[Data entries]
::::

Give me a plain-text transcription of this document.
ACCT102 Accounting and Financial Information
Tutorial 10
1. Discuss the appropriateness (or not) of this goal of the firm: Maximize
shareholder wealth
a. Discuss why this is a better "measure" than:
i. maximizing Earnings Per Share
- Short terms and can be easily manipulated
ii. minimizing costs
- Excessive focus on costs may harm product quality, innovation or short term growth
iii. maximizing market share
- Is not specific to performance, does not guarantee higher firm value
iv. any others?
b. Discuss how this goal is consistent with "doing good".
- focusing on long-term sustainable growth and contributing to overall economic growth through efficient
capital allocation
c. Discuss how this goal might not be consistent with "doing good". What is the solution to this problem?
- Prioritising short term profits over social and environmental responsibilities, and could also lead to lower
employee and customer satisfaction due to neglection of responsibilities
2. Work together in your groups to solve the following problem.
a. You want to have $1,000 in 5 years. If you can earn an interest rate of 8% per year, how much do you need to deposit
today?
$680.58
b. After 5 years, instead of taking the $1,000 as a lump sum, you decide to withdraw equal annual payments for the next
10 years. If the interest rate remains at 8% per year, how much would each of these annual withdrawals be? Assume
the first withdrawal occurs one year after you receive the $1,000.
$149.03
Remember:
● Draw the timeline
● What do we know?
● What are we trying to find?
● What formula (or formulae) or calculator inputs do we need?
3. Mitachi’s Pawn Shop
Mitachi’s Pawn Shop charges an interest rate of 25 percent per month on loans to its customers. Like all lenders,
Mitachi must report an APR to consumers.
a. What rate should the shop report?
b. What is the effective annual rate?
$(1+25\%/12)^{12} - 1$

::::

Exercise task: Go through the material above line by line and copy it exactly.

Expected answer:
Give me a plain-text transcription of this document.
ACCT102 Accounting and Financial Information
Tutorial 10
1. Discuss the appropriateness (or not) of this goal of the firm: Maximize
shareholder wealth
a. Discuss why this is a better "measure" than:
i. maximizing Earnings Per Share
- Short terms and can be easily manipulated
ii. minimizing costs
- Excessive focus on costs may harm product quality, innovation or short term growth
iii. maximizing market share
- Is not specific to performance, does not guarantee higher firm value
iv. any others?
b. Discuss how this goal is consistent with "doing good".
- focusing on long-term sustainable growth and contributing to overall economic growth through efficient
capital allocation
c. Discuss how this goal might not be consistent with "doing good". What is the solution to this problem?
- Prioritising short term profits over social and environmental responsibilities, and could also lead to lower
employee and customer satisfaction due to neglection of responsibilities
2. Work together in your groups to solve the following problem.
a. You want to have $1,000 in 5 years. If you can earn an interest rate of 8% per year, how much do you need to deposit
today?
$680.58
b. After 5 years, instead of taking the $1,000 as a lump sum, you decide to withdraw equal annual payments for the next
10 years. If the interest rate remains at 8% per year, how much would each of these annual withdrawals be? Assume
the first withdrawal occurs one year after you receive the $1,000.
$149.03
Remember:
● Draw the timeline
● What do we know?
● What are we trying to find?
● What formula (or formulae) or calculator inputs do we need?
3. Mitachi’s Pawn Shop
Mitachi’s Pawn Shop charges an interest rate of 25 percent per month on loans to its customers. Like all lenders,
Mitachi must report an APR to consumers.
a. What rate should the shop report?
b. What is the effective annual rate?
$(1+25\%/12)^{12} - 1$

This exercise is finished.